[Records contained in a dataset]
## Begin
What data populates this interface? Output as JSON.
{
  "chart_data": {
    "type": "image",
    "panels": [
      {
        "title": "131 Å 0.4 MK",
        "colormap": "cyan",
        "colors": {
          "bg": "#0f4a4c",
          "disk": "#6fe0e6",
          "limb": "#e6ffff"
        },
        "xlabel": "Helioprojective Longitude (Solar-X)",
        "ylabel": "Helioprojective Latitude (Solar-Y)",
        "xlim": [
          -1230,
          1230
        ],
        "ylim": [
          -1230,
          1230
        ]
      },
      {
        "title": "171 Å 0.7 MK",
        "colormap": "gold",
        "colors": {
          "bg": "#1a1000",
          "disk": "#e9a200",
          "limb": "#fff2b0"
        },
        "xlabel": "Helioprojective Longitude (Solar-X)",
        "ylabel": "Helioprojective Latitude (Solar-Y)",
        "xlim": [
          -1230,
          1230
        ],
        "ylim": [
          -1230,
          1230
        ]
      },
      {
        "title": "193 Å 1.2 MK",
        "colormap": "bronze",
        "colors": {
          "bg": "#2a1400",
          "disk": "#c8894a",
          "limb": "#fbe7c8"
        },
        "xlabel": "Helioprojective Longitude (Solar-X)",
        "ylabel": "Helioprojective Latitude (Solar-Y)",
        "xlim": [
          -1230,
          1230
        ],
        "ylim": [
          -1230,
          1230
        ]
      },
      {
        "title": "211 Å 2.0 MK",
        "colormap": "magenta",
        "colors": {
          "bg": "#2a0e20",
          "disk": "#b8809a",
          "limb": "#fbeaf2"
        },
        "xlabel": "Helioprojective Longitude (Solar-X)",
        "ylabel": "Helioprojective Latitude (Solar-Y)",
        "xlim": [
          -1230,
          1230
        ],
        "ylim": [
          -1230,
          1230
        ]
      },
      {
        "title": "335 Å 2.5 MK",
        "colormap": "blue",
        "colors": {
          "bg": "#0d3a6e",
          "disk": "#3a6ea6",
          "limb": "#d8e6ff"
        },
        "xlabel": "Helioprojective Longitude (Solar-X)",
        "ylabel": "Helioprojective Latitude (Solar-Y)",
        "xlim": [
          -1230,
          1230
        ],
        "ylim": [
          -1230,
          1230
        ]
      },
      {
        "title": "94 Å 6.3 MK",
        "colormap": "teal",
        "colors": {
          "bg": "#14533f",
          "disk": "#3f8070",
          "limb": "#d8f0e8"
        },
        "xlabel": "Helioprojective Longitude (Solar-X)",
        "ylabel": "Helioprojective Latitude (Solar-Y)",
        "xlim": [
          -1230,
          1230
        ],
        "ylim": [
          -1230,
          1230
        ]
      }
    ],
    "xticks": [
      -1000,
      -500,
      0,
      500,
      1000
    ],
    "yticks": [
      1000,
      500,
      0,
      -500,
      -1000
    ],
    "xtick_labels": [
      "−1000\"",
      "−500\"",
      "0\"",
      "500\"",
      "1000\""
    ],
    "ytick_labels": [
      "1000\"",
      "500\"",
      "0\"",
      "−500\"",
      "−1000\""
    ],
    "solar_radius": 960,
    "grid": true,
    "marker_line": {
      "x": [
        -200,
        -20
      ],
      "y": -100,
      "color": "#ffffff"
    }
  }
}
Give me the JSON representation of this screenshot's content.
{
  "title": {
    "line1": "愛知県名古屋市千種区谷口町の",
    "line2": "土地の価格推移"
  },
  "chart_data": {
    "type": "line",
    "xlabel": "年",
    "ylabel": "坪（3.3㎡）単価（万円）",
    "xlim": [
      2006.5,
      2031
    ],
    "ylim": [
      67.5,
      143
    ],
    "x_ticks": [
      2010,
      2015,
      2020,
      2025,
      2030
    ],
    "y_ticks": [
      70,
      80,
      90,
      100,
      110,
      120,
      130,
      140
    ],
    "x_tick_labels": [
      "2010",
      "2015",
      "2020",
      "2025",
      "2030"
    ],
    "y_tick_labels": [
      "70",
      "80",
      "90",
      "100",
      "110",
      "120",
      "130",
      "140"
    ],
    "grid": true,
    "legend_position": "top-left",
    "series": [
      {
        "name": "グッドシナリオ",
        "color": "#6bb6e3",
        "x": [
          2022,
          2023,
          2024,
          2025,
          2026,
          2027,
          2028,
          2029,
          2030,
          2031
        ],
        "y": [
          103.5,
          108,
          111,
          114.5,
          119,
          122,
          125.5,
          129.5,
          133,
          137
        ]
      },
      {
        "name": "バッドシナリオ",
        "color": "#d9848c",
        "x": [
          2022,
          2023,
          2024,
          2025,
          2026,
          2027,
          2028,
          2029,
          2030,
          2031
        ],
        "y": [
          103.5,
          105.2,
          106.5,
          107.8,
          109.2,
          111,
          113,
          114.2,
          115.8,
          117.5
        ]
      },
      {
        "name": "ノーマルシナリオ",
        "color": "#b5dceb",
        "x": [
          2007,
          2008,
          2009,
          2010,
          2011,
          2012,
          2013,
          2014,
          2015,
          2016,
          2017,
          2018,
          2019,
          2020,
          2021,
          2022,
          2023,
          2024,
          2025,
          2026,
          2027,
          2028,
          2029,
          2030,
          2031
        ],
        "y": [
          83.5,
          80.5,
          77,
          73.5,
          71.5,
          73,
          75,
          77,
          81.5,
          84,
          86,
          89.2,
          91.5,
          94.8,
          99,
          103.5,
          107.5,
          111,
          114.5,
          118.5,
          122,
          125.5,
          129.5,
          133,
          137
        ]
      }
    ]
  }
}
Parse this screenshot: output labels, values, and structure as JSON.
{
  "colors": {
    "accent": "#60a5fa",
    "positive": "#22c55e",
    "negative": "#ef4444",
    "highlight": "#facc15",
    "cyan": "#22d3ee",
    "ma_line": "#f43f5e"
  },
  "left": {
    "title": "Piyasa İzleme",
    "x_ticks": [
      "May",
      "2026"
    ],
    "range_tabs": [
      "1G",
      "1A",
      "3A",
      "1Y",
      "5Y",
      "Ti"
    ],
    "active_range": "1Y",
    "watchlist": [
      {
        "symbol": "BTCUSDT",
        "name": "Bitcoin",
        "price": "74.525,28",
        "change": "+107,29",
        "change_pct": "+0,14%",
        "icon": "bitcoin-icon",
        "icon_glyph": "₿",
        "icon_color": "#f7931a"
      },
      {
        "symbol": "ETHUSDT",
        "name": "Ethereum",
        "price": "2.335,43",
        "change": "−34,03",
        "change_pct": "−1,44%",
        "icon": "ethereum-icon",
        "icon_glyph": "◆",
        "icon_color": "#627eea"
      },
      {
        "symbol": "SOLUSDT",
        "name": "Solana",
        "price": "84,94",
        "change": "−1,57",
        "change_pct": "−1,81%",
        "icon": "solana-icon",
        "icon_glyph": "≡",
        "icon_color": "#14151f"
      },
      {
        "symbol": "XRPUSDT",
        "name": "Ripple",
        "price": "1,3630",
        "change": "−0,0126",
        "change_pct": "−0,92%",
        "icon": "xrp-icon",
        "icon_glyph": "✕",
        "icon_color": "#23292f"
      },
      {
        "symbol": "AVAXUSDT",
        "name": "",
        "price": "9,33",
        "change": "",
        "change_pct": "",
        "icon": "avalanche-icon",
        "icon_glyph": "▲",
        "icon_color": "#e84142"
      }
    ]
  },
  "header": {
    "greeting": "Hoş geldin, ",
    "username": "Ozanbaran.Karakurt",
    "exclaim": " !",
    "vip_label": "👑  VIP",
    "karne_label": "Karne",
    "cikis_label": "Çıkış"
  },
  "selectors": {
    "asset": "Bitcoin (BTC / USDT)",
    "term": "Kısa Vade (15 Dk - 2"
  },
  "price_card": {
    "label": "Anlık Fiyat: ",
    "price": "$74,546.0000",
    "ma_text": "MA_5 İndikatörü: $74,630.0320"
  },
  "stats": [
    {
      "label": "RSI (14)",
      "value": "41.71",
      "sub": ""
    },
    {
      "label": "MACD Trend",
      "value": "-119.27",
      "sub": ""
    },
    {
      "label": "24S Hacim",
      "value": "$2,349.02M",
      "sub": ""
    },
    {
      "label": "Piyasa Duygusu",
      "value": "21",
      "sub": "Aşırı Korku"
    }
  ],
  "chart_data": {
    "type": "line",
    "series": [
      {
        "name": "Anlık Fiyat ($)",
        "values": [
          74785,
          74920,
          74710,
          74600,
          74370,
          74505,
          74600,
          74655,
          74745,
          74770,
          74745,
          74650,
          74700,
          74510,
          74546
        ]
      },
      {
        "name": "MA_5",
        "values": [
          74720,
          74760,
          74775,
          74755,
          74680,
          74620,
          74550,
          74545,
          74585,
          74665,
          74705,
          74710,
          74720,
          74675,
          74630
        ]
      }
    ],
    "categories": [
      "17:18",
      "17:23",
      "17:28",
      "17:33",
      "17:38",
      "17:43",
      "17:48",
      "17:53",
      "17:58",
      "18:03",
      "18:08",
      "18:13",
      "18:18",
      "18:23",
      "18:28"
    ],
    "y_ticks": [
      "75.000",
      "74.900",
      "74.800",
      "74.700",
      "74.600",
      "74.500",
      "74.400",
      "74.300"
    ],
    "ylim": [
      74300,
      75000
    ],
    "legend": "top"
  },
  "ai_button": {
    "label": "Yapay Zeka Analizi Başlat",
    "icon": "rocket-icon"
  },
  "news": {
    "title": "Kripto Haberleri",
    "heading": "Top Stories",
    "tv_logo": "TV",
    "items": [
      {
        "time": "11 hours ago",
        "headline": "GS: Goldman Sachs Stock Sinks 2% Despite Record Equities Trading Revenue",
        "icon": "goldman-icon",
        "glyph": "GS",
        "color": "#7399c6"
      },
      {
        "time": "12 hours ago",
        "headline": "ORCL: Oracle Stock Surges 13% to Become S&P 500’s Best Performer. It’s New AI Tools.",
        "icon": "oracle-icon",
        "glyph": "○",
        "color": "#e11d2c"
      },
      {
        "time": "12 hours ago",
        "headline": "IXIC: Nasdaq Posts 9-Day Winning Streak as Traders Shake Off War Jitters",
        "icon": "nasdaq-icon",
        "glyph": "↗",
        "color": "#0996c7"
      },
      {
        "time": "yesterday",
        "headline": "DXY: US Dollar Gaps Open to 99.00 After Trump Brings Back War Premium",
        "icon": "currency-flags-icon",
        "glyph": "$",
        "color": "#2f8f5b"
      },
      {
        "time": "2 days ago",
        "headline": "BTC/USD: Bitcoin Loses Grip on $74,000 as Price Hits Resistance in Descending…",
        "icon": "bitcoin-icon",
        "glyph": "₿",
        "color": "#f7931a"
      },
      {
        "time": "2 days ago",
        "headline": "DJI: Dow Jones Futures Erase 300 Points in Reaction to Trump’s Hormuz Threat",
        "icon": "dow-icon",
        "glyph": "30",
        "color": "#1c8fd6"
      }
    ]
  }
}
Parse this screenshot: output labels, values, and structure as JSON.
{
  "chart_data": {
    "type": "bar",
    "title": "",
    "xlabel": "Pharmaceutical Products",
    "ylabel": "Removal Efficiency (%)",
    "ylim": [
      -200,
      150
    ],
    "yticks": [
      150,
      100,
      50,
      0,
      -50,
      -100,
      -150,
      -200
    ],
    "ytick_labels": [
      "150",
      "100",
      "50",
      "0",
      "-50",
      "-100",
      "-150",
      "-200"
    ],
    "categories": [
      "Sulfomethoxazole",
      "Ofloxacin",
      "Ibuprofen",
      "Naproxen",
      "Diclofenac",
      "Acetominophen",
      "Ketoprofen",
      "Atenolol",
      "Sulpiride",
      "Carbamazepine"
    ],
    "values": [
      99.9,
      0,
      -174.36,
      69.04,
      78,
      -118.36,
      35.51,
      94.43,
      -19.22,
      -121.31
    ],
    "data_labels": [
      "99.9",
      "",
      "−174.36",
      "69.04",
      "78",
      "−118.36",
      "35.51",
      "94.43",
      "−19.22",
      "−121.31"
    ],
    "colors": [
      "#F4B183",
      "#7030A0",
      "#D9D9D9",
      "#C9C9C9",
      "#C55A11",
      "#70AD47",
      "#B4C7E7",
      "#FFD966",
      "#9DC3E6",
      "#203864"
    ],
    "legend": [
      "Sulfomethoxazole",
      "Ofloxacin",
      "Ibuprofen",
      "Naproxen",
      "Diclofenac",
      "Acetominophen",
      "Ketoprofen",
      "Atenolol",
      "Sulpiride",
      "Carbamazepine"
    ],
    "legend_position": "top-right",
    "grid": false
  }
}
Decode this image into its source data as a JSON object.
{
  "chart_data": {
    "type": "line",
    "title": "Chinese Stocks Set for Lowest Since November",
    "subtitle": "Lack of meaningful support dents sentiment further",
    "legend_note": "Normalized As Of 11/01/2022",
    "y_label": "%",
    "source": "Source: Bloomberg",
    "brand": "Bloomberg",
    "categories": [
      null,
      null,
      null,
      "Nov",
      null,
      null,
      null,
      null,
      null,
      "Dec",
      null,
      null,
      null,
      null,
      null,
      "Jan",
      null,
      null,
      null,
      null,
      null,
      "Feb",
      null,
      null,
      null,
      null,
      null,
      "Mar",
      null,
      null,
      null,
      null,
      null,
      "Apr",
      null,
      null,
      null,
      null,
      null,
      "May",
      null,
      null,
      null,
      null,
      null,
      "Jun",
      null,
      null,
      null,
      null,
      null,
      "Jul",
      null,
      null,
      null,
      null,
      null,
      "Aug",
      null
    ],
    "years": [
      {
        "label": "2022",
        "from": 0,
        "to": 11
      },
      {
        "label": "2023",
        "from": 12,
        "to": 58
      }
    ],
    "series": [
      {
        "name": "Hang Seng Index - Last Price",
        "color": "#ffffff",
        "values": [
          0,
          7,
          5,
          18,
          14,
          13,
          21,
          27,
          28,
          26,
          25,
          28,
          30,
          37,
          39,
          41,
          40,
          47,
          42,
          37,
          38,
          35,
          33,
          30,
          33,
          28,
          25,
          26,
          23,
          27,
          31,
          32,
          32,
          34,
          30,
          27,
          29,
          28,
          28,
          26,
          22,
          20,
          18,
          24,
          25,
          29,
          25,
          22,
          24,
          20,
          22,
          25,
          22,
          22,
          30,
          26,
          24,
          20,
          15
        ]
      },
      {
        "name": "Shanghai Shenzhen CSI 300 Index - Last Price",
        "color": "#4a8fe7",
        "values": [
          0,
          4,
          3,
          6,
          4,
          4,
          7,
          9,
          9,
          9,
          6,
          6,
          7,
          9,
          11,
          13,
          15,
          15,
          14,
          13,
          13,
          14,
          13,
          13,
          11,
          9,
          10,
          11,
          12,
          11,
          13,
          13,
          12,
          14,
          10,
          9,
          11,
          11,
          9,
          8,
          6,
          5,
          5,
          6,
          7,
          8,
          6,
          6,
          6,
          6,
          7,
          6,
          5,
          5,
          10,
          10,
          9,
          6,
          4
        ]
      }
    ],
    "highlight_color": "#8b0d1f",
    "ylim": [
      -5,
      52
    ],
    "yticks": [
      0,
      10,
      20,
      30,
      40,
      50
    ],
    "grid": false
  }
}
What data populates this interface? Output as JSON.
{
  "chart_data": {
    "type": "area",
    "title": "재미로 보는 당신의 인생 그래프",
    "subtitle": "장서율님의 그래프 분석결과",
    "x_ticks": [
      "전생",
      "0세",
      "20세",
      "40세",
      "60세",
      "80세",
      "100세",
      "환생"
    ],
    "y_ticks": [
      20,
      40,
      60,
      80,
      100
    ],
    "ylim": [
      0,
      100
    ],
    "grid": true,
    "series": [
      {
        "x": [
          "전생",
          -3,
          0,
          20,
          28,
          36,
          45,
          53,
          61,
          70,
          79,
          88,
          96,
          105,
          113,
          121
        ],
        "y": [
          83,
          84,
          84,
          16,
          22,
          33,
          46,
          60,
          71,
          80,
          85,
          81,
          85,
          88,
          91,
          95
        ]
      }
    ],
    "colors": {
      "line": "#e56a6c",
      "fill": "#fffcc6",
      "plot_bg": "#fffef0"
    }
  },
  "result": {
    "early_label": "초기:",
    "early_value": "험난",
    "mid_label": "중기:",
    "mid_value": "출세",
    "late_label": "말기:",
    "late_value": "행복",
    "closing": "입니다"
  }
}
## End
-- Problem description --
Point out every line holding the string "source" and copy it.

-- Response to this exercise --
Decode this image into its source data as a JSON object.
    "source": "Source: Bloomberg",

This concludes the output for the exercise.